TASK REQUIREMENTS: Return each line of the listing below, unchanged, and omit the images.

MATERIAL PROVIDED:
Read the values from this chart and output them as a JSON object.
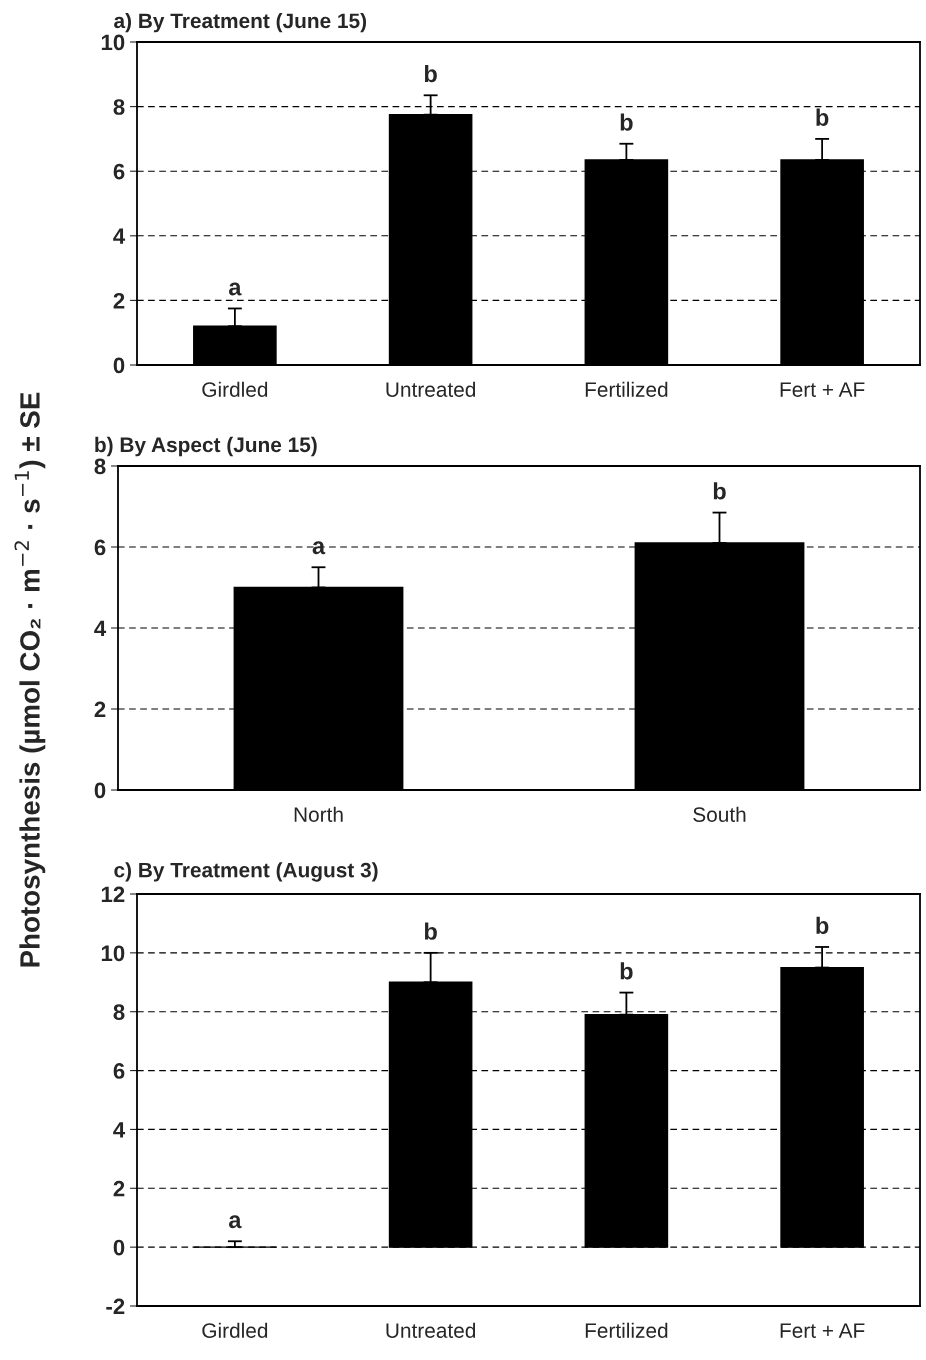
{
  "chart_data": [
    {
      "type": "bar",
      "title": "a) By Treatment (June 15)",
      "categories": [
        "Girdled",
        "Untreated",
        "Fertilized",
        "Fert + AF"
      ],
      "values": [
        1.2,
        7.75,
        6.35,
        6.35
      ],
      "errors": [
        [
          1.2,
          1.75
        ],
        [
          7.75,
          8.35
        ],
        [
          6.35,
          6.85
        ],
        [
          6.35,
          7.0
        ]
      ],
      "color": "#000000",
      "ylim": [
        0,
        10
      ],
      "yticks": [
        0,
        2,
        4,
        6,
        8,
        10
      ],
      "grid": "y",
      "line_style": "dashed",
      "annotations": [
        "a",
        "b",
        "b",
        "b"
      ]
    },
    {
      "type": "bar",
      "title": "b) By Aspect (June 15)",
      "ylabel": "Photosynthesis (µmol CO₂ · m$^{−2}$ · s$^{−1}$) ± SE",
      "categories": [
        "North",
        "South"
      ],
      "values": [
        5.0,
        6.1
      ],
      "errors": [
        [
          5.0,
          5.5
        ],
        [
          6.1,
          6.85
        ]
      ],
      "color": "#000000",
      "ylim": [
        0,
        8
      ],
      "yticks": [
        0,
        2,
        4,
        6,
        8
      ],
      "grid": "y",
      "line_style": "dashed",
      "annotations": [
        "a",
        "b"
      ]
    },
    {
      "type": "bar",
      "title": "c) By Treatment (August 3)",
      "categories": [
        "Girdled",
        "Untreated",
        "Fertilized",
        "Fert + AF"
      ],
      "values": [
        0.0,
        9.0,
        7.9,
        9.5
      ],
      "errors": [
        [
          0.0,
          0.2
        ],
        [
          9.0,
          10.0
        ],
        [
          7.9,
          8.65
        ],
        [
          9.5,
          10.2
        ]
      ],
      "color": "#000000",
      "ylim": [
        -2,
        12
      ],
      "yticks": [
        -2,
        0,
        2,
        4,
        6,
        8,
        10,
        12
      ],
      "grid": "y",
      "line_style": "dashed",
      "annotations": [
        "a",
        "b",
        "b",
        "b"
      ]
    }
  ]
}
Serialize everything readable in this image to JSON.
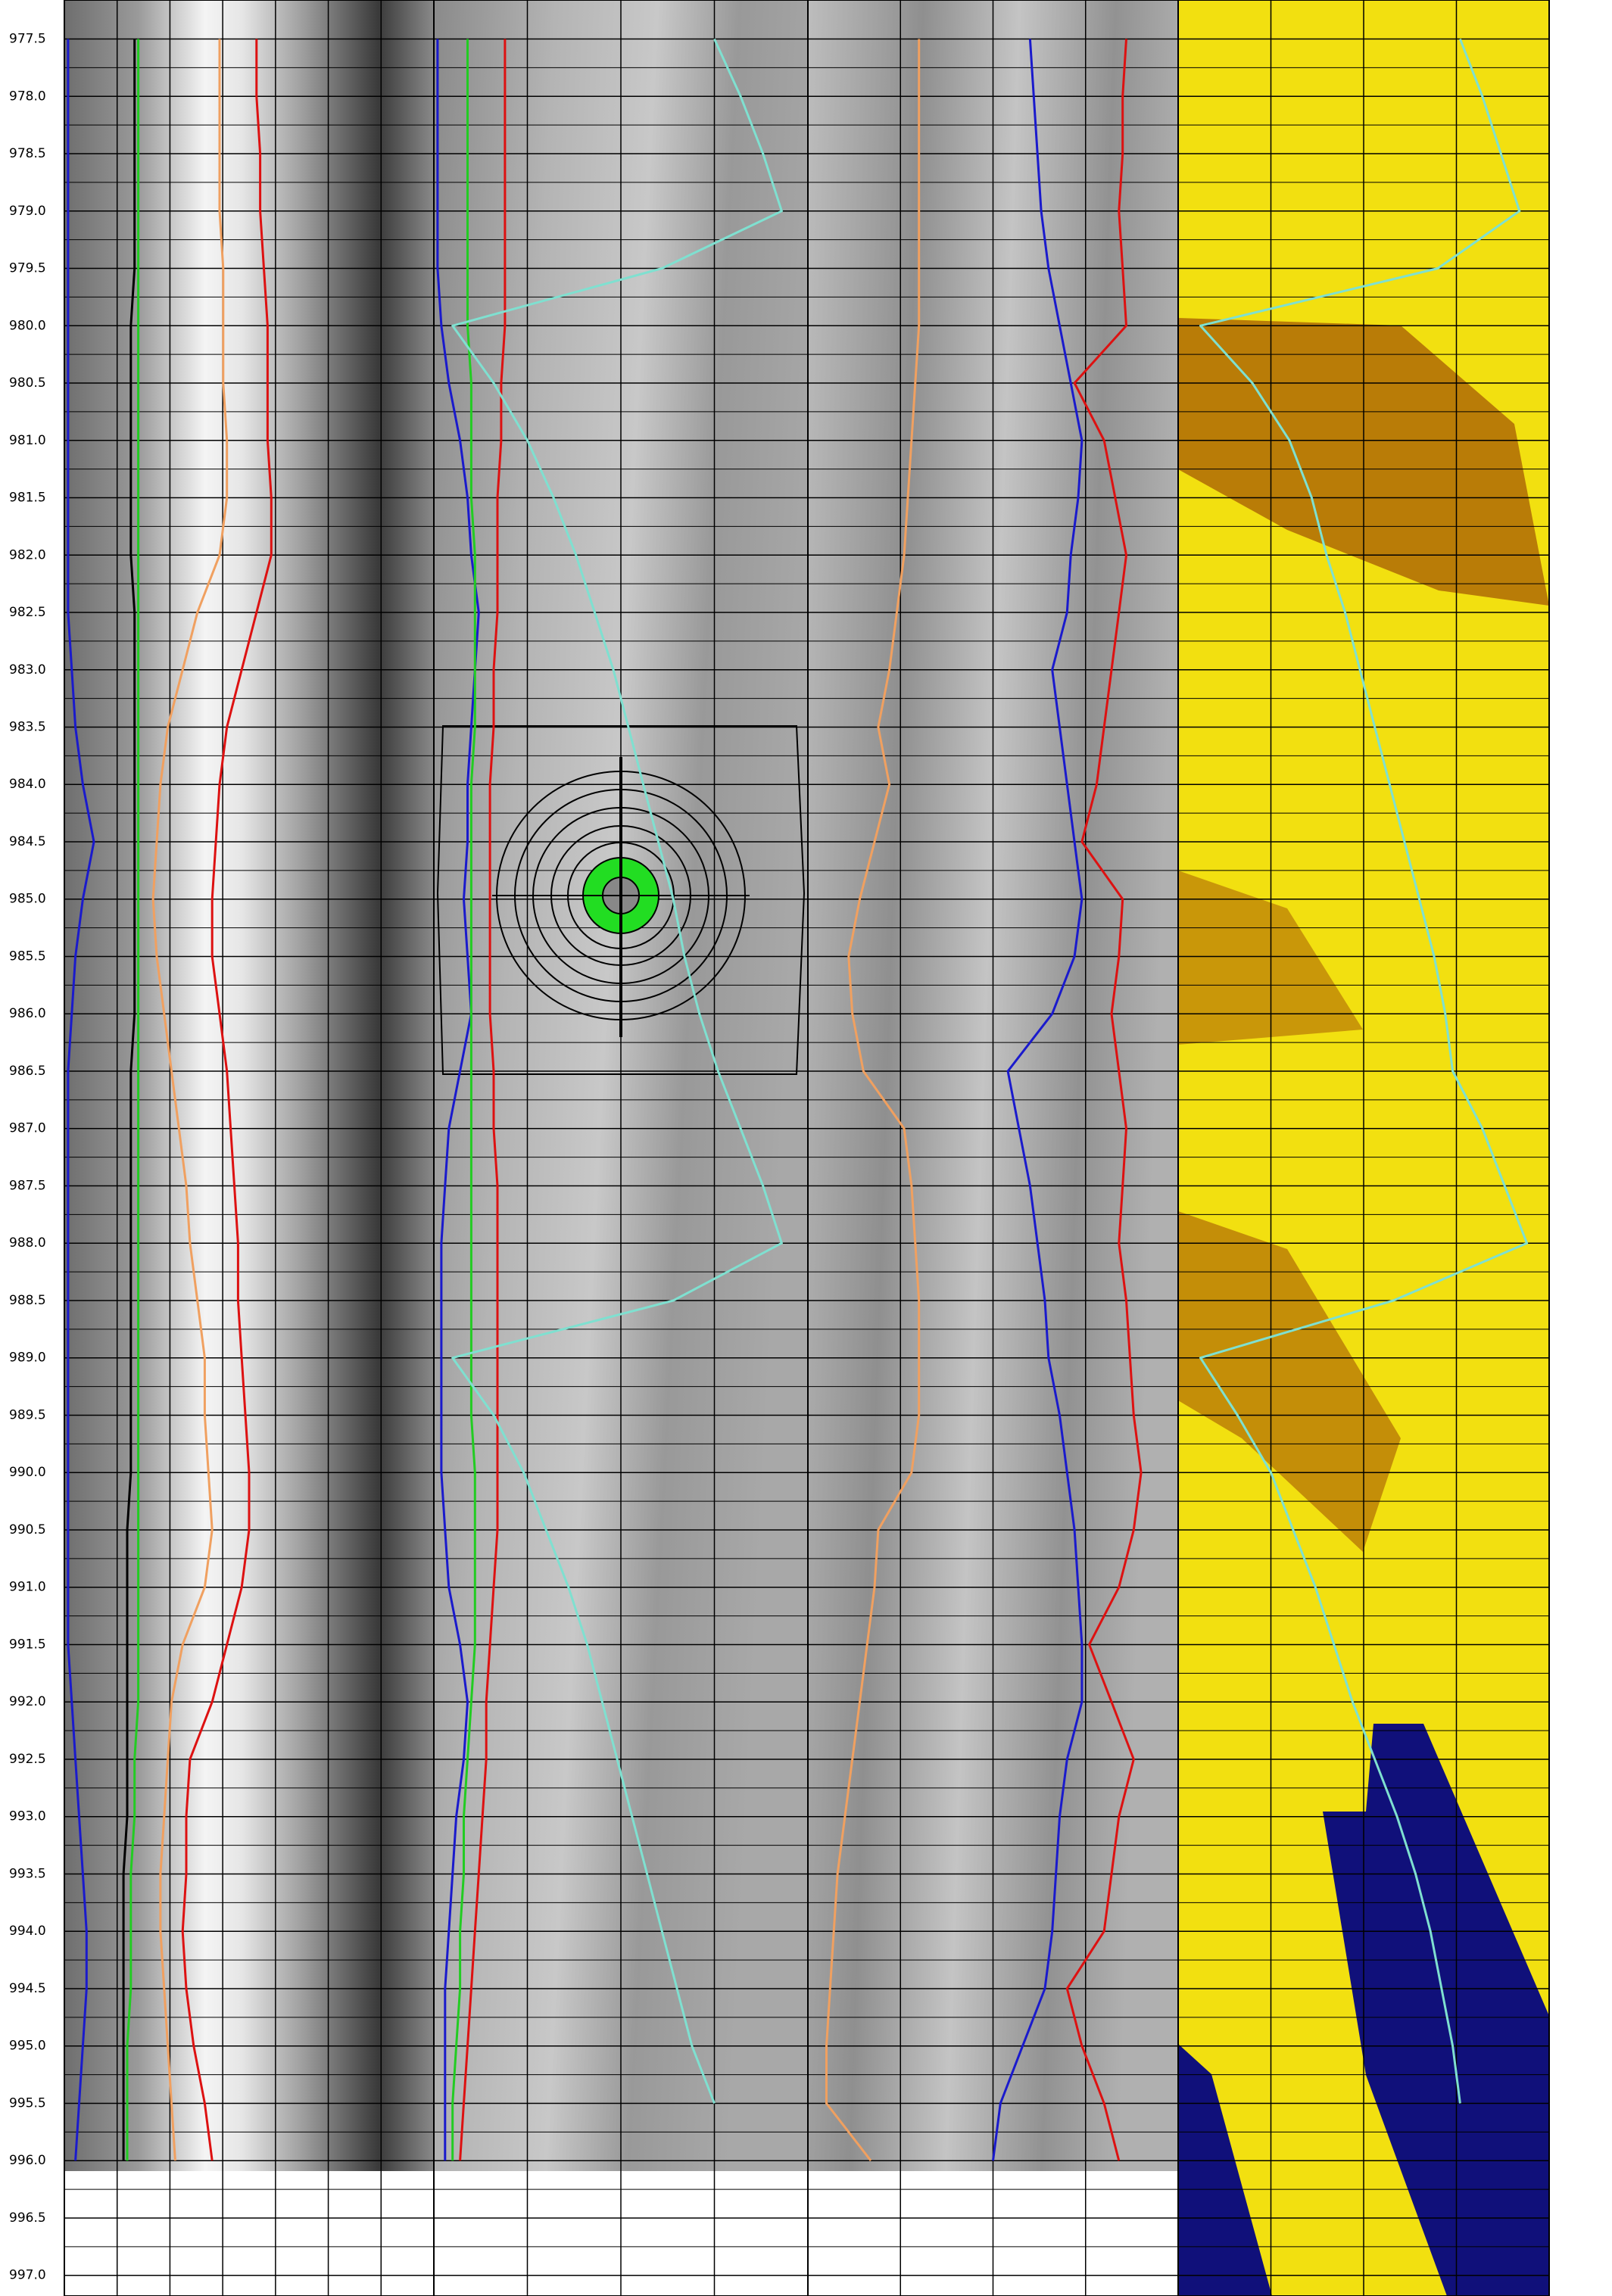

ANSWER TO THIS EXERCISE:
Read the values from this chart and output them as a JSON object.
{
  "chart_data": [
    {
      "type": "bar",
      "title": "a) By Treatment (June 15)",
      "categories": [
        "Girdled",
        "Untreated",
        "Fertilized",
        "Fert + AF"
      ],
      "values": [
        1.2,
        7.75,
        6.35,
        6.35
      ],
      "errors": [
        [
          1.2,
          1.75
        ],
        [
          7.75,
          8.35
        ],
        [
          6.35,
          6.85
        ],
        [
          6.35,
          7.0
        ]
      ],
      "color": "#000000",
      "ylim": [
        0,
        10
      ],
      "yticks": [
        0,
        2,
        4,
        6,
        8,
        10
      ],
      "grid": "y",
      "line_style": "dashed",
      "annotations": [
        "a",
        "b",
        "b",
        "b"
      ]
    },
    {
      "type": "bar",
      "title": "b) By Aspect (June 15)",
      "ylabel": "Photosynthesis (µmol CO₂ · m$^{−2}$ · s$^{−1}$) ± SE",
      "categories": [
        "North",
        "South"
      ],
      "values": [
        5.0,
        6.1
      ],
      "errors": [
        [
          5.0,
          5.5
        ],
        [
          6.1,
          6.85
        ]
      ],
      "color": "#000000",
      "ylim": [
        0,
        8
      ],
      "yticks": [
        0,
        2,
        4,
        6,
        8
      ],
      "grid": "y",
      "line_style": "dashed",
      "annotations": [
        "a",
        "b"
      ]
    },
    {
      "type": "bar",
      "title": "c) By Treatment (August 3)",
      "categories": [
        "Girdled",
        "Untreated",
        "Fertilized",
        "Fert + AF"
      ],
      "values": [
        0.0,
        9.0,
        7.9,
        9.5
      ],
      "errors": [
        [
          0.0,
          0.2
        ],
        [
          9.0,
          10.0
        ],
        [
          7.9,
          8.65
        ],
        [
          9.5,
          10.2
        ]
      ],
      "color": "#000000",
      "ylim": [
        -2,
        12
      ],
      "yticks": [
        -2,
        0,
        2,
        4,
        6,
        8,
        10,
        12
      ],
      "grid": "y",
      "line_style": "dashed",
      "annotations": [
        "a",
        "b",
        "b",
        "b"
      ]
    }
  ]
}
Serialize everything readable in this image to JSON.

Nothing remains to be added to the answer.